> _Exercise brief_
Each line below must be set down exactly; omit any image you find.
++++++++++++++++++++
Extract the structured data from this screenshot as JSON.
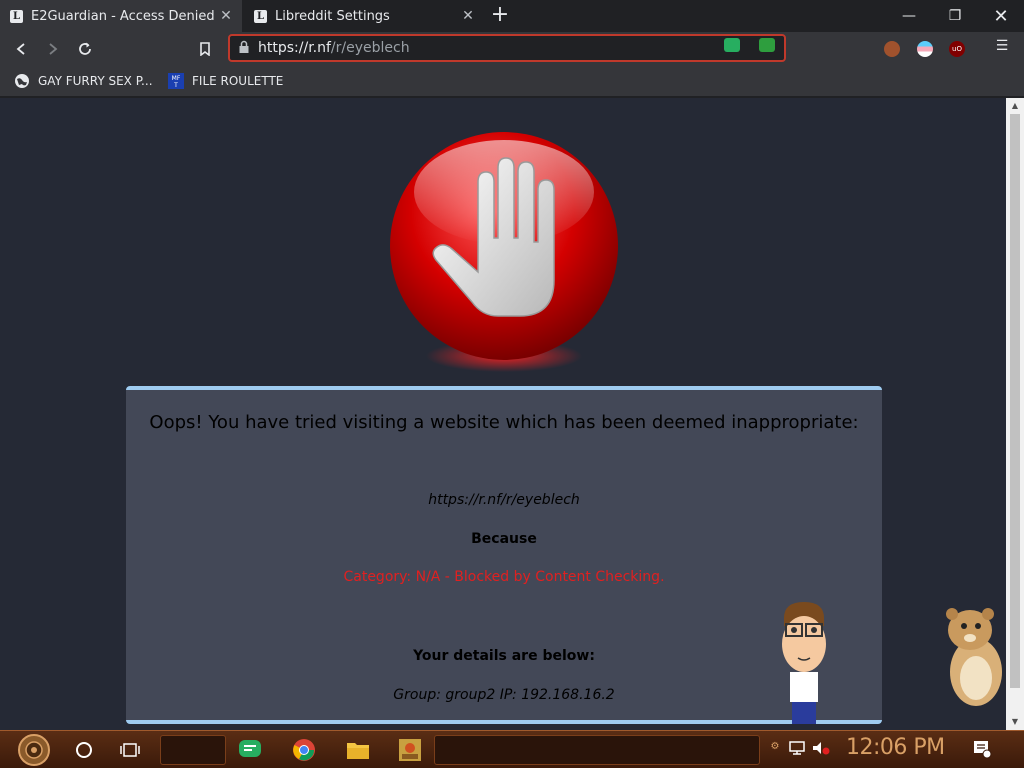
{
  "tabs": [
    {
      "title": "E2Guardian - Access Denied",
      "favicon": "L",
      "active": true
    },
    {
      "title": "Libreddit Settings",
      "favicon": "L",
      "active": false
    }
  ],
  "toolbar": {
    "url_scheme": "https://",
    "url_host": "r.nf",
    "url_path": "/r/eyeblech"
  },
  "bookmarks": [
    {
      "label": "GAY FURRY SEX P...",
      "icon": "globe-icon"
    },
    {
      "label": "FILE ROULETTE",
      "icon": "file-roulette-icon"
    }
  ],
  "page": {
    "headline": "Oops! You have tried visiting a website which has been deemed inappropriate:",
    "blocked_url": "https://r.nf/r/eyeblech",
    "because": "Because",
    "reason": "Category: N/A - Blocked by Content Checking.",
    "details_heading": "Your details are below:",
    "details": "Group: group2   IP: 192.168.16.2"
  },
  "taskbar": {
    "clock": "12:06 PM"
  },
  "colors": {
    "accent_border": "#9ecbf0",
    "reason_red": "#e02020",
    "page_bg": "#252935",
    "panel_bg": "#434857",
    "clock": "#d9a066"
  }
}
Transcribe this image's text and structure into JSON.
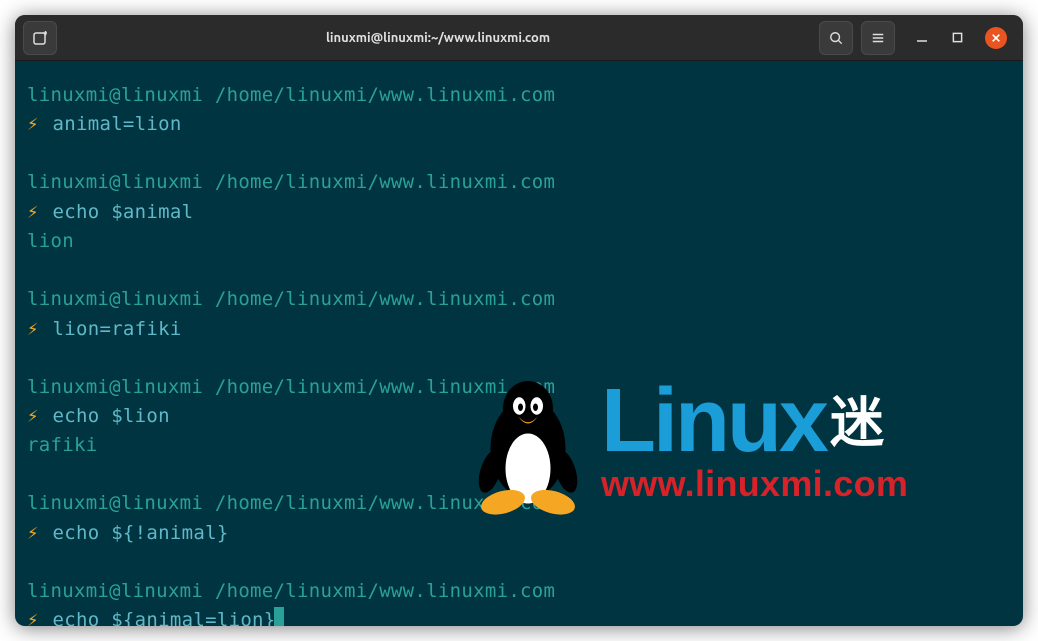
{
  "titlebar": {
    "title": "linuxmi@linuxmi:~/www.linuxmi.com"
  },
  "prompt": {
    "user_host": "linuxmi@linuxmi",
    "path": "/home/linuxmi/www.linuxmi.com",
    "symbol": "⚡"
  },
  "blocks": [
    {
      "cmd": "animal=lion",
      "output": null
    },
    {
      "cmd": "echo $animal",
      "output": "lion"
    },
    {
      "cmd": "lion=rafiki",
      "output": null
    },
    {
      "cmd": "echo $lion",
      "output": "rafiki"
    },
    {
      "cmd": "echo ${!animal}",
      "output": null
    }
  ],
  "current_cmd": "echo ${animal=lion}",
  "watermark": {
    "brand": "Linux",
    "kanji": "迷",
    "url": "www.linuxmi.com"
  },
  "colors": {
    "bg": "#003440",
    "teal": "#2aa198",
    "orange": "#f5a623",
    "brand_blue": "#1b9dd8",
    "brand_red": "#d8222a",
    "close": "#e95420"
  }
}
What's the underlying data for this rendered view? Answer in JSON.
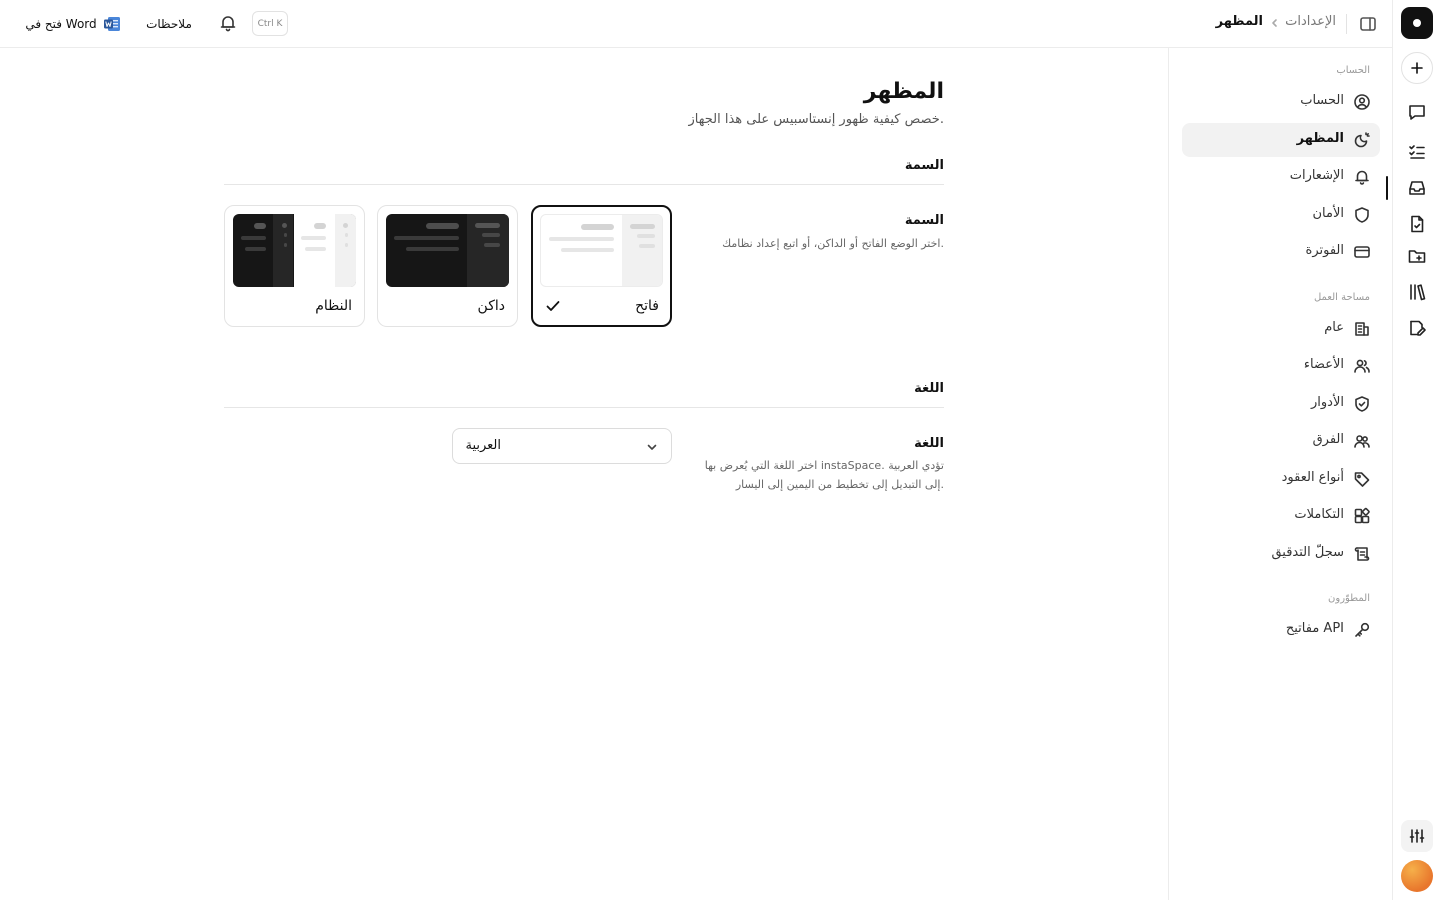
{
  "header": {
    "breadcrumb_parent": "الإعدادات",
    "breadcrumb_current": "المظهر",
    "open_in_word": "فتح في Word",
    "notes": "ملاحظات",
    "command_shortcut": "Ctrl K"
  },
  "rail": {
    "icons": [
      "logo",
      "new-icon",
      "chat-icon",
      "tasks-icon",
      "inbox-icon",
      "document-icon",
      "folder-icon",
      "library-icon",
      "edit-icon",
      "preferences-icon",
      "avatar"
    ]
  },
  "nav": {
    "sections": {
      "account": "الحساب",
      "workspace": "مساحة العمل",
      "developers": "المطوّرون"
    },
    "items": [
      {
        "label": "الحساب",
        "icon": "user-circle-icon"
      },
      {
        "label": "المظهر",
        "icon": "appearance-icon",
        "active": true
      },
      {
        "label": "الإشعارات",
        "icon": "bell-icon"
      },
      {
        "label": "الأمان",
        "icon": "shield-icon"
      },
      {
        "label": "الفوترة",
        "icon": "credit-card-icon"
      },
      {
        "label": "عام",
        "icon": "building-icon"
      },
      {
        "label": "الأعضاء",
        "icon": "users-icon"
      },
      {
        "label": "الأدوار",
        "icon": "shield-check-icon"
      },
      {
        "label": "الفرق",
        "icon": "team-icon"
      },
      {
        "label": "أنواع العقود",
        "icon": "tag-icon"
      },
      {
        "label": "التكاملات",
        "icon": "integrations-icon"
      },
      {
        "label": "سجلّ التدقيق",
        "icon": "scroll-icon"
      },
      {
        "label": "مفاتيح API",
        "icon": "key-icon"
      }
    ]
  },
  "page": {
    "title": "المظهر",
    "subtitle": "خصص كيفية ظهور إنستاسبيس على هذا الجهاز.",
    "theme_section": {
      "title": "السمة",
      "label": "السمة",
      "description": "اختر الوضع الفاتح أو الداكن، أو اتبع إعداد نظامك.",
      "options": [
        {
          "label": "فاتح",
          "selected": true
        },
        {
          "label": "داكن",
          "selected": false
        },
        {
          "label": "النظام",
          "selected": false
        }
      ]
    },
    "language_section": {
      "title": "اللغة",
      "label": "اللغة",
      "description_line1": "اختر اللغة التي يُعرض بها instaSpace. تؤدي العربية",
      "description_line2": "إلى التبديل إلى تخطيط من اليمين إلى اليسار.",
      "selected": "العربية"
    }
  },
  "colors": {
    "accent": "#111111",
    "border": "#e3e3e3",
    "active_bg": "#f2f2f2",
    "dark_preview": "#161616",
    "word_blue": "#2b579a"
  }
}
++++++++++++++++++++
> _Task solution_
Extract the structured data from this screenshot as JSON.
{
  "tabs": [
    {
      "title": "E2Guardian - Access Denied",
      "favicon": "L",
      "active": true
    },
    {
      "title": "Libreddit Settings",
      "favicon": "L",
      "active": false
    }
  ],
  "toolbar": {
    "url_scheme": "https://",
    "url_host": "r.nf",
    "url_path": "/r/eyeblech"
  },
  "bookmarks": [
    {
      "label": "GAY FURRY SEX P...",
      "icon": "globe-icon"
    },
    {
      "label": "FILE ROULETTE",
      "icon": "file-roulette-icon"
    }
  ],
  "page": {
    "headline": "Oops! You have tried visiting a website which has been deemed inappropriate:",
    "blocked_url": "https://r.nf/r/eyeblech",
    "because": "Because",
    "reason": "Category: N/A - Blocked by Content Checking.",
    "details_heading": "Your details are below:",
    "details": "Group: group2   IP: 192.168.16.2"
  },
  "taskbar": {
    "clock": "12:06 PM"
  },
  "colors": {
    "accent_border": "#9ecbf0",
    "reason_red": "#e02020",
    "page_bg": "#252935",
    "panel_bg": "#434857",
    "clock": "#d9a066"
  }
}
Transcribe this image's text and structure into JSON.
{
  "titlebar": {
    "title": "linuxmi@linuxmi:~/www.linuxmi.com"
  },
  "prompt": {
    "user_host": "linuxmi@linuxmi",
    "path": "/home/linuxmi/www.linuxmi.com",
    "symbol": "⚡"
  },
  "blocks": [
    {
      "cmd": "animal=lion",
      "output": null
    },
    {
      "cmd": "echo $animal",
      "output": "lion"
    },
    {
      "cmd": "lion=rafiki",
      "output": null
    },
    {
      "cmd": "echo $lion",
      "output": "rafiki"
    },
    {
      "cmd": "echo ${!animal}",
      "output": null
    }
  ],
  "current_cmd": "echo ${animal=lion}",
  "watermark": {
    "brand": "Linux",
    "kanji": "迷",
    "url": "www.linuxmi.com"
  },
  "colors": {
    "bg": "#003440",
    "teal": "#2aa198",
    "orange": "#f5a623",
    "brand_blue": "#1b9dd8",
    "brand_red": "#d8222a",
    "close": "#e95420"
  }
}
What's the underlying data for this rendered view? Answer in JSON.
{
  "header": {
    "breadcrumb_parent": "الإعدادات",
    "breadcrumb_current": "المظهر",
    "open_in_word": "فتح في Word",
    "notes": "ملاحظات",
    "command_shortcut": "Ctrl K"
  },
  "rail": {
    "icons": [
      "logo",
      "new-icon",
      "chat-icon",
      "tasks-icon",
      "inbox-icon",
      "document-icon",
      "folder-icon",
      "library-icon",
      "edit-icon",
      "preferences-icon",
      "avatar"
    ]
  },
  "nav": {
    "sections": {
      "account": "الحساب",
      "workspace": "مساحة العمل",
      "developers": "المطوّرون"
    },
    "items": [
      {
        "label": "الحساب",
        "icon": "user-circle-icon"
      },
      {
        "label": "المظهر",
        "icon": "appearance-icon",
        "active": true
      },
      {
        "label": "الإشعارات",
        "icon": "bell-icon"
      },
      {
        "label": "الأمان",
        "icon": "shield-icon"
      },
      {
        "label": "الفوترة",
        "icon": "credit-card-icon"
      },
      {
        "label": "عام",
        "icon": "building-icon"
      },
      {
        "label": "الأعضاء",
        "icon": "users-icon"
      },
      {
        "label": "الأدوار",
        "icon": "shield-check-icon"
      },
      {
        "label": "الفرق",
        "icon": "team-icon"
      },
      {
        "label": "أنواع العقود",
        "icon": "tag-icon"
      },
      {
        "label": "التكاملات",
        "icon": "integrations-icon"
      },
      {
        "label": "سجلّ التدقيق",
        "icon": "scroll-icon"
      },
      {
        "label": "مفاتيح API",
        "icon": "key-icon"
      }
    ]
  },
  "page": {
    "title": "المظهر",
    "subtitle": "خصص كيفية ظهور إنستاسبيس على هذا الجهاز.",
    "theme_section": {
      "title": "السمة",
      "label": "السمة",
      "description": "اختر الوضع الفاتح أو الداكن، أو اتبع إعداد نظامك.",
      "options": [
        {
          "label": "فاتح",
          "selected": true
        },
        {
          "label": "داكن",
          "selected": false
        },
        {
          "label": "النظام",
          "selected": false
        }
      ]
    },
    "language_section": {
      "title": "اللغة",
      "label": "اللغة",
      "description_line1": "اختر اللغة التي يُعرض بها instaSpace. تؤدي العربية",
      "description_line2": "إلى التبديل إلى تخطيط من اليمين إلى اليسار.",
      "selected": "العربية"
    }
  },
  "colors": {
    "accent": "#111111",
    "border": "#e3e3e3",
    "active_bg": "#f2f2f2",
    "dark_preview": "#161616",
    "word_blue": "#2b579a"
  }
}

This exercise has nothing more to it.